• [THE REQUEST]: Please copy out the records word for word, from the start of the records through the line that contains "data-point — [2392, 879, 2403, 890]", both ends included.

....

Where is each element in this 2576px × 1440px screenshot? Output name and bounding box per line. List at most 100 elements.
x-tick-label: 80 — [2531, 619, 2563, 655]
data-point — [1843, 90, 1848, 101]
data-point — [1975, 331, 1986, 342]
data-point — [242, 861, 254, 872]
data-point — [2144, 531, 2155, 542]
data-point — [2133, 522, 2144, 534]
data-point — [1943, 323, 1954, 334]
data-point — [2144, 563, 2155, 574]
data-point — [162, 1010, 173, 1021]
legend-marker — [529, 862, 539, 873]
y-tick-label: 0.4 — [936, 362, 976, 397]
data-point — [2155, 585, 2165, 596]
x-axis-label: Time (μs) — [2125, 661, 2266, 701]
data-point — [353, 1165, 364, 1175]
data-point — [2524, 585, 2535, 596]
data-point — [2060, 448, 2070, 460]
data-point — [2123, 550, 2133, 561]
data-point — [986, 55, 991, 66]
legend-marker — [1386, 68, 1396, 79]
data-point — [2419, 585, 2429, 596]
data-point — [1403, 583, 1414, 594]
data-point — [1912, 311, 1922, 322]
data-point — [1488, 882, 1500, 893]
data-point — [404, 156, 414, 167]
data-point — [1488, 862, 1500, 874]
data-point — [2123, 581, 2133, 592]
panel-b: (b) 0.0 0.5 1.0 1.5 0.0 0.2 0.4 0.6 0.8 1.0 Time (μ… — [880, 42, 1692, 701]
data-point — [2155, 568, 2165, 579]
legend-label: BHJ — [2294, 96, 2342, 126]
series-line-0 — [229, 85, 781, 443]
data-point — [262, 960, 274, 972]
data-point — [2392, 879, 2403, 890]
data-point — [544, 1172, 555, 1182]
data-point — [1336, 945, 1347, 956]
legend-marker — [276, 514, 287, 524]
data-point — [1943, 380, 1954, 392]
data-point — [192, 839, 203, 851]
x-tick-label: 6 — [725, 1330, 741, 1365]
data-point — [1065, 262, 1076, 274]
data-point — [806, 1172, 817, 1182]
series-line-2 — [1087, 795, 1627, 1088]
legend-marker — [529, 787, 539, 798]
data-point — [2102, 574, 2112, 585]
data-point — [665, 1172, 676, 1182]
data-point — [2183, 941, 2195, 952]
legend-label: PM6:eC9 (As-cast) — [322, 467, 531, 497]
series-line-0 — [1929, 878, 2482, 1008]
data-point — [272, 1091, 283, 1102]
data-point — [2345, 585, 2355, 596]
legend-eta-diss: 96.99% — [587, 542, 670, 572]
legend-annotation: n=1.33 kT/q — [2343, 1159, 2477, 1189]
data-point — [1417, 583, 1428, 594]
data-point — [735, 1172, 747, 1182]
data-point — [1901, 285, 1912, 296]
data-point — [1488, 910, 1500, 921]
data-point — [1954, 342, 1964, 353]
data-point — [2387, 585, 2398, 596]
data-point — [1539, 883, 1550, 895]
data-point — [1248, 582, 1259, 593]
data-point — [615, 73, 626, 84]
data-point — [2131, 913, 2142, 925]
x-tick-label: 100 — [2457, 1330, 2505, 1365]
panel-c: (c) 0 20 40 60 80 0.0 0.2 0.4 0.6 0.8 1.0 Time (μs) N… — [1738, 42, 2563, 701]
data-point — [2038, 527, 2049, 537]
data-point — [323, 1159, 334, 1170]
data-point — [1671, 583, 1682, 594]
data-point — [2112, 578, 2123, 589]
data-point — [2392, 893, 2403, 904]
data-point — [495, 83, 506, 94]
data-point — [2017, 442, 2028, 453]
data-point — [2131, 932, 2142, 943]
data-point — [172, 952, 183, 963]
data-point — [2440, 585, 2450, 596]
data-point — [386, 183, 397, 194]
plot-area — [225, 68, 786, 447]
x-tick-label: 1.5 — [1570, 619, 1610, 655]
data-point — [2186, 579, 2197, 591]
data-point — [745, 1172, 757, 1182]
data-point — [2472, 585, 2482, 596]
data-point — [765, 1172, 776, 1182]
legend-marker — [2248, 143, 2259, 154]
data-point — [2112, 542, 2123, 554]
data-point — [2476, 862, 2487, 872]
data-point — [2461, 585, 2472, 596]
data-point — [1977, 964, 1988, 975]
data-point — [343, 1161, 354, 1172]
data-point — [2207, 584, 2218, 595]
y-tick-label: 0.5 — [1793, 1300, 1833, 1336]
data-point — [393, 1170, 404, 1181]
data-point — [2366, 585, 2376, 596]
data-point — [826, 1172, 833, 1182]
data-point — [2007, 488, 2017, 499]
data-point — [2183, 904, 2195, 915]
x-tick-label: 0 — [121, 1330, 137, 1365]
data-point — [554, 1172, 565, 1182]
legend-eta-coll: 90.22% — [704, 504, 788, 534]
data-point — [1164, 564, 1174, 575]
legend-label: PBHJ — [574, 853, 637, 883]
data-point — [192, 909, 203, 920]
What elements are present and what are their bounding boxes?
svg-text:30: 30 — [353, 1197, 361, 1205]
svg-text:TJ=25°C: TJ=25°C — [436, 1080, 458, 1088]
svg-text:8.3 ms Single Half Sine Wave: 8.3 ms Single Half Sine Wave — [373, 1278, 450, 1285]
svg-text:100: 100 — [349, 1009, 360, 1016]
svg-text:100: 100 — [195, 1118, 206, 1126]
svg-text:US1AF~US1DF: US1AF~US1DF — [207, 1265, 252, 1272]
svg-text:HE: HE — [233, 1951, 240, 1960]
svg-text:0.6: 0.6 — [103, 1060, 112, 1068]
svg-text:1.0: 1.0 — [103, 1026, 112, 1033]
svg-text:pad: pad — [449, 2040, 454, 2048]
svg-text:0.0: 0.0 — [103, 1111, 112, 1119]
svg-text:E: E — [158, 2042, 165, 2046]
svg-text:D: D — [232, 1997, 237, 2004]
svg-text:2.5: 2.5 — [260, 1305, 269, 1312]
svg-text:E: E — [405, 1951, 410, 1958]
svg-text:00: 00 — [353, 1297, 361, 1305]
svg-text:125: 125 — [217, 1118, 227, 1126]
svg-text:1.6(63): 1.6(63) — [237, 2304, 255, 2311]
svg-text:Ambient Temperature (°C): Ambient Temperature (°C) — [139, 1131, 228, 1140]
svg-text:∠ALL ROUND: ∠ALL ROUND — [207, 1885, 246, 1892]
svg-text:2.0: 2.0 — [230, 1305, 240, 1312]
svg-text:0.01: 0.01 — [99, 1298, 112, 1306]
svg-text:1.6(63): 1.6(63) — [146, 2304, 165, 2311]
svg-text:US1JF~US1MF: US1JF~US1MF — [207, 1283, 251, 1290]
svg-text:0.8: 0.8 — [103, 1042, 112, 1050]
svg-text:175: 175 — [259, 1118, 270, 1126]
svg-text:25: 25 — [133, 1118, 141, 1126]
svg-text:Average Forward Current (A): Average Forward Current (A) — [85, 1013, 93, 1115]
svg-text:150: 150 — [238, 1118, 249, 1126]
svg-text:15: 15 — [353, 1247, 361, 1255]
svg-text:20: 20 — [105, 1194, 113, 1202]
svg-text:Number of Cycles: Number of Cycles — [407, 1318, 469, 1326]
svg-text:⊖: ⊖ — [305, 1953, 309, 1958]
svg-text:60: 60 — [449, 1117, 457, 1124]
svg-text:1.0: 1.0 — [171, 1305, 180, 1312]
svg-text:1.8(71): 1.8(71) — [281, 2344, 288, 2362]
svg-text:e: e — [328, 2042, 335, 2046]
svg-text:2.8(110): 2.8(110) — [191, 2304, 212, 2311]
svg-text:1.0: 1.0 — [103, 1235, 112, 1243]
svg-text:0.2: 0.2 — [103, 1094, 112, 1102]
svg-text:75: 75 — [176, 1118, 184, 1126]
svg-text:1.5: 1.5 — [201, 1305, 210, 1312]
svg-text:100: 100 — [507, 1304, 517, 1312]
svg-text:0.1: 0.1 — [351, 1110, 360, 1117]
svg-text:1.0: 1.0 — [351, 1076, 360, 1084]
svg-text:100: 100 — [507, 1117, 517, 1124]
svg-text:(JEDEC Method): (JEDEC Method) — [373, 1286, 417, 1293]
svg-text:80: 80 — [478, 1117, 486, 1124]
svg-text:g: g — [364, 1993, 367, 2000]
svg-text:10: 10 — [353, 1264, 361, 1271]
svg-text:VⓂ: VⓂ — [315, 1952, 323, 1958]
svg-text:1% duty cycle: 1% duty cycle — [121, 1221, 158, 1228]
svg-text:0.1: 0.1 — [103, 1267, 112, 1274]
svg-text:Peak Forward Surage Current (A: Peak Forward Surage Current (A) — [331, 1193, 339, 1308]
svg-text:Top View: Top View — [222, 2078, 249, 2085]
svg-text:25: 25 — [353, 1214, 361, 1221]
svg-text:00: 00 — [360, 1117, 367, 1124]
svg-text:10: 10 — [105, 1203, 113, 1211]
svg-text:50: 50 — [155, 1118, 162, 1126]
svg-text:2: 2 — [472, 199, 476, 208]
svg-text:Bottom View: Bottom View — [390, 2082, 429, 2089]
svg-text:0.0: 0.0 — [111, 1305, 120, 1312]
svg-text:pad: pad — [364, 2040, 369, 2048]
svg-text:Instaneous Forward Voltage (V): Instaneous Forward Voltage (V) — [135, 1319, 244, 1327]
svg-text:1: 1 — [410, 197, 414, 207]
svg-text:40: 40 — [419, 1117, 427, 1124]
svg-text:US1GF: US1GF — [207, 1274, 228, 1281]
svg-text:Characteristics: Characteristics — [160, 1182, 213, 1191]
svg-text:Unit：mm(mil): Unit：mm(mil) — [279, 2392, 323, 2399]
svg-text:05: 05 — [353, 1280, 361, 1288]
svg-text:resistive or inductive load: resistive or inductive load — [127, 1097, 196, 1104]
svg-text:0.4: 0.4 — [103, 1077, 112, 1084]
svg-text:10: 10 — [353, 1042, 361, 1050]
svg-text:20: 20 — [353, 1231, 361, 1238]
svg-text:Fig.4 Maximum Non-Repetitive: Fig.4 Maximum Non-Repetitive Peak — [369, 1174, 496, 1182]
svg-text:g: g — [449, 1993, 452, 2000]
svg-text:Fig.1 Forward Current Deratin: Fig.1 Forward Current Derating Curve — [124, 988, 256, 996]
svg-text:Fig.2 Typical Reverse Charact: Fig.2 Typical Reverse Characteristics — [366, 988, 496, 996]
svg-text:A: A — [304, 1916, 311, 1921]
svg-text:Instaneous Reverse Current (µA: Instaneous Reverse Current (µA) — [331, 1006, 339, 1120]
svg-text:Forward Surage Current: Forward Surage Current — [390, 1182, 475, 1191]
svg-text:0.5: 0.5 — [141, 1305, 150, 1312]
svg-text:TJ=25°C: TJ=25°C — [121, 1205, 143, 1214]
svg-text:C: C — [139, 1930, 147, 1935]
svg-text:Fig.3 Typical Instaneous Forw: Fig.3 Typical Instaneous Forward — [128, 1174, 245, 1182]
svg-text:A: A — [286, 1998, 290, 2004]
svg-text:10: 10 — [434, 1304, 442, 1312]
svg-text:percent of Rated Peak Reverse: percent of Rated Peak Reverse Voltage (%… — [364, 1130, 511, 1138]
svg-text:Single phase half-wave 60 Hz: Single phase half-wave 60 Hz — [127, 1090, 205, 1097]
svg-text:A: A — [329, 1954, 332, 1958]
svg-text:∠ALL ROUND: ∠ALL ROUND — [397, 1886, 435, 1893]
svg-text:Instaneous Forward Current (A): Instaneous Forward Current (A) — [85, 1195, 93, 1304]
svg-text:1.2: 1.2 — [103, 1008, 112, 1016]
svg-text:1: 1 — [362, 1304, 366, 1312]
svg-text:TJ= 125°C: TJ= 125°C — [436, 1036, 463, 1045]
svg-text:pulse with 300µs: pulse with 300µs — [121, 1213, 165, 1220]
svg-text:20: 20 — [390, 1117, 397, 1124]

....

• [ANSWER BELOW]:
Where is each element in this 2576px × 1440px screenshot? Output name and bounding box per line. List at most 100 elements.
x-tick-label: 80 — [2531, 619, 2563, 655]
data-point — [1843, 90, 1848, 101]
data-point — [1975, 331, 1986, 342]
data-point — [242, 861, 254, 872]
data-point — [2144, 531, 2155, 542]
data-point — [2133, 522, 2144, 534]
data-point — [1943, 323, 1954, 334]
data-point — [2144, 563, 2155, 574]
data-point — [162, 1010, 173, 1021]
legend-marker — [529, 862, 539, 873]
y-tick-label: 0.4 — [936, 362, 976, 397]
data-point — [2155, 585, 2165, 596]
x-axis-label: Time (μs) — [2125, 661, 2266, 701]
data-point — [353, 1165, 364, 1175]
data-point — [2524, 585, 2535, 596]
data-point — [2060, 448, 2070, 460]
data-point — [2123, 550, 2133, 561]
data-point — [986, 55, 991, 66]
legend-marker — [1386, 68, 1396, 79]
data-point — [2419, 585, 2429, 596]
data-point — [1403, 583, 1414, 594]
data-point — [1912, 311, 1922, 322]
data-point — [1488, 882, 1500, 893]
data-point — [404, 156, 414, 167]
data-point — [1488, 862, 1500, 874]
data-point — [2123, 581, 2133, 592]
panel-b: (b) 0.0 0.5 1.0 1.5 0.0 0.2 0.4 0.6 0.8 1.0 Time (μ… — [880, 42, 1692, 701]
data-point — [2155, 568, 2165, 579]
legend-label: BHJ — [2294, 96, 2342, 126]
series-line-0 — [229, 85, 781, 443]
data-point — [262, 960, 274, 972]
data-point — [2392, 879, 2403, 890]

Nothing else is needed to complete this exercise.